▶ **Short task**:
Every line below that includes "niezatwierdzonych" counts toward the total. Report that total alone.

▶ **Dataset excerpts**:
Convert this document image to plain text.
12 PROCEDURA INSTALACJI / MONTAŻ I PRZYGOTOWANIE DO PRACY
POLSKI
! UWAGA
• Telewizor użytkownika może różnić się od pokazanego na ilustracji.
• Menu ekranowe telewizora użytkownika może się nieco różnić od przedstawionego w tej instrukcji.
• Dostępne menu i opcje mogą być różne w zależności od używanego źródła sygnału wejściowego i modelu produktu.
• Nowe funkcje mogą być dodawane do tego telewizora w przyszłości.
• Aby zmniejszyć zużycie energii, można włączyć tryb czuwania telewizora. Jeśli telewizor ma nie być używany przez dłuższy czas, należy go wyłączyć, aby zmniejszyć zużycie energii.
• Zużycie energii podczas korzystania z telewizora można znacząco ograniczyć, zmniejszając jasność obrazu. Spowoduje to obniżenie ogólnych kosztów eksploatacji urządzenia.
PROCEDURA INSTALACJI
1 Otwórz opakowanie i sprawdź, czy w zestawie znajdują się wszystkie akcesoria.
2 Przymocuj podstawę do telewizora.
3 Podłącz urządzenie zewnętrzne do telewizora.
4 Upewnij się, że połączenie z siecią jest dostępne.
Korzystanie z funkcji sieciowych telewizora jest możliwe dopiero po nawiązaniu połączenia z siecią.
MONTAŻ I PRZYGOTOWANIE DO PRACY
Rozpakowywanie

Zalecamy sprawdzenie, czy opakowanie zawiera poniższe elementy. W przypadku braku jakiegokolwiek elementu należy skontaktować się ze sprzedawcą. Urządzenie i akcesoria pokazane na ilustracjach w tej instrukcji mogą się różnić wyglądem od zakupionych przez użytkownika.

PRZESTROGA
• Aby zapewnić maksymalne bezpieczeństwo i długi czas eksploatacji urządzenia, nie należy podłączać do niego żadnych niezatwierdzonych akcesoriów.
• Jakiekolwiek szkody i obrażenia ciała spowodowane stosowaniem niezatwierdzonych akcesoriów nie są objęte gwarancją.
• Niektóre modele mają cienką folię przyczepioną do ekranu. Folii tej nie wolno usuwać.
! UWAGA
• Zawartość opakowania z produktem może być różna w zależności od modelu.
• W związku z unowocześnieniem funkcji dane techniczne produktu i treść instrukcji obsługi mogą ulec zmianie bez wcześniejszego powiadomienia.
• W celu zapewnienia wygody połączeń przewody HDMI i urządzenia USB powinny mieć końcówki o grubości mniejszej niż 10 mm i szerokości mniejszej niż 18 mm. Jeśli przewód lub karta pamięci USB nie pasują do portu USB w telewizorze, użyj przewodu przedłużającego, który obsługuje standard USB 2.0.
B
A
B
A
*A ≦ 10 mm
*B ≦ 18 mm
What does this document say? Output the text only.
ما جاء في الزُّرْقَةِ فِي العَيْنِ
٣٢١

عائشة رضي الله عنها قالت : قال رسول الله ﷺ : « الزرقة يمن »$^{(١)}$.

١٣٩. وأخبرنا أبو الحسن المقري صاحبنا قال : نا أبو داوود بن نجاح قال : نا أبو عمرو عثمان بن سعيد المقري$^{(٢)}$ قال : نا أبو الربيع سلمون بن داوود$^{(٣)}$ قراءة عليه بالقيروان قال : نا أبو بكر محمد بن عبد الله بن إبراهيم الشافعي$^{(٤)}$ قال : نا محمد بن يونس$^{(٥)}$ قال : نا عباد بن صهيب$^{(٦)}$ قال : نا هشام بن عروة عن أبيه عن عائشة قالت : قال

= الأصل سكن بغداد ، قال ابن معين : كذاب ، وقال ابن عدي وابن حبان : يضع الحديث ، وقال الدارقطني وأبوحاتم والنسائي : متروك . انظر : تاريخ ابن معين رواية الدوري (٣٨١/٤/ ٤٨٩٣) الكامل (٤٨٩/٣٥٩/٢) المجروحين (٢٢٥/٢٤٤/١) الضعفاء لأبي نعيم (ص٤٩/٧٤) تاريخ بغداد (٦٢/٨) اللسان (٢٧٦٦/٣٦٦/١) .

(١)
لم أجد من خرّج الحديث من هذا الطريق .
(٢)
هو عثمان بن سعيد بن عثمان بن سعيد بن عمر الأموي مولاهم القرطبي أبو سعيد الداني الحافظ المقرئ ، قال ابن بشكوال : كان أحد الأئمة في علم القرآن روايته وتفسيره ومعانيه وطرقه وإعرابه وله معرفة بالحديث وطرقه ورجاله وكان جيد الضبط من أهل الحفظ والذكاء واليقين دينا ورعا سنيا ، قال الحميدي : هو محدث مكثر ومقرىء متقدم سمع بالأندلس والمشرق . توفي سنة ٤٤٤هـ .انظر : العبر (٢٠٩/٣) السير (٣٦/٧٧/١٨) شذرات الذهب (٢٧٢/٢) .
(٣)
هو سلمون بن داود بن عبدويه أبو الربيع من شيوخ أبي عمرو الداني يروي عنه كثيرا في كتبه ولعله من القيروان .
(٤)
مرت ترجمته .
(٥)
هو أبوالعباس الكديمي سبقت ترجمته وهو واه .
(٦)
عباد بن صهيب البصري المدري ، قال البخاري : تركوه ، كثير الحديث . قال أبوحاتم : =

...

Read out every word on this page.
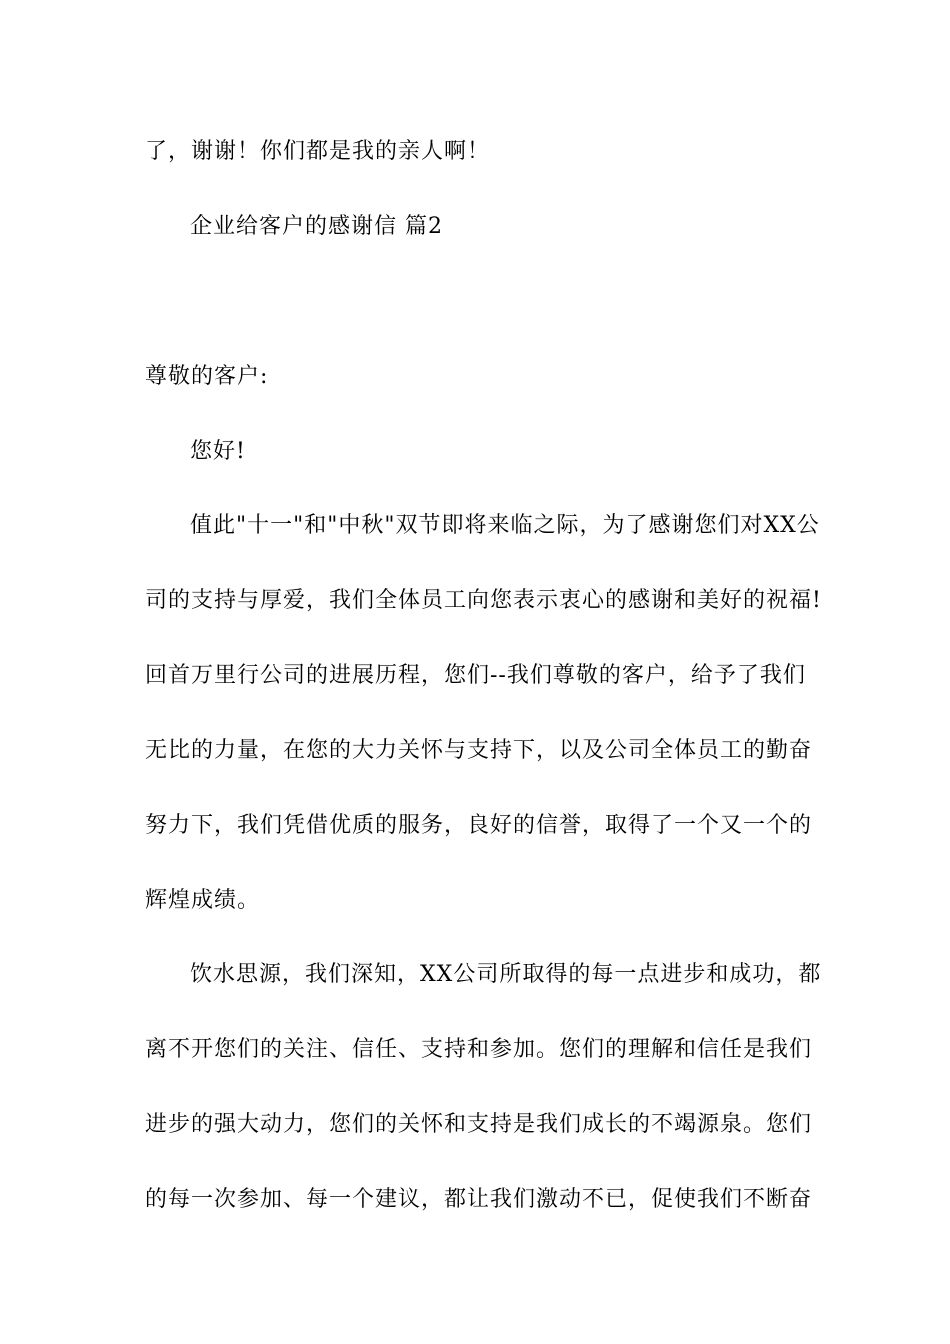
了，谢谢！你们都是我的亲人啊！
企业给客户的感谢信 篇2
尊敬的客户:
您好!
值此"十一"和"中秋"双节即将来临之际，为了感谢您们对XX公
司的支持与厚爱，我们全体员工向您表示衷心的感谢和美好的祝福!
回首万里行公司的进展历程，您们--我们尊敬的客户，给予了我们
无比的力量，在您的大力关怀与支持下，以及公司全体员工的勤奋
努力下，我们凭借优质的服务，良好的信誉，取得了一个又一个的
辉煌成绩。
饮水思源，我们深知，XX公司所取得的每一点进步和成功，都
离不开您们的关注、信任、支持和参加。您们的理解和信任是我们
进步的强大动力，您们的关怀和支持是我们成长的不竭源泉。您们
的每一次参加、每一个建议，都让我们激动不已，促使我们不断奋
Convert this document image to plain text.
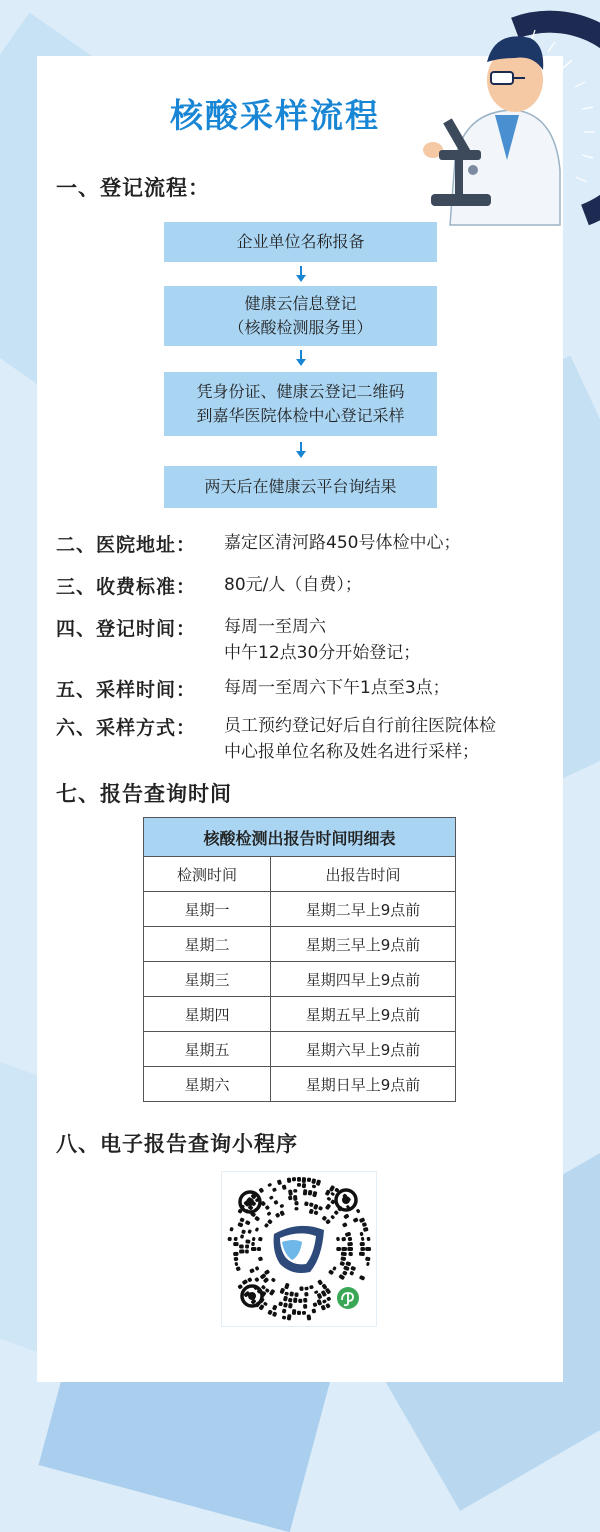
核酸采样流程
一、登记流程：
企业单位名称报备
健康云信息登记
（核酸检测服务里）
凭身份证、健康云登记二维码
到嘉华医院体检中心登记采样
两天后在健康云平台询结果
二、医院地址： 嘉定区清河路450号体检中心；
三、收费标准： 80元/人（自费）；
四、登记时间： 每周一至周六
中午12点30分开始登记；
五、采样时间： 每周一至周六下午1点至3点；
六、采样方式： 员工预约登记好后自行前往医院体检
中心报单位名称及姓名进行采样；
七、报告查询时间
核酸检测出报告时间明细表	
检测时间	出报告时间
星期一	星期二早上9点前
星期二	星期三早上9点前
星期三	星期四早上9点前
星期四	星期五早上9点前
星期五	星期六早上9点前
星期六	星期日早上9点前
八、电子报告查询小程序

▶ **The answer**:
2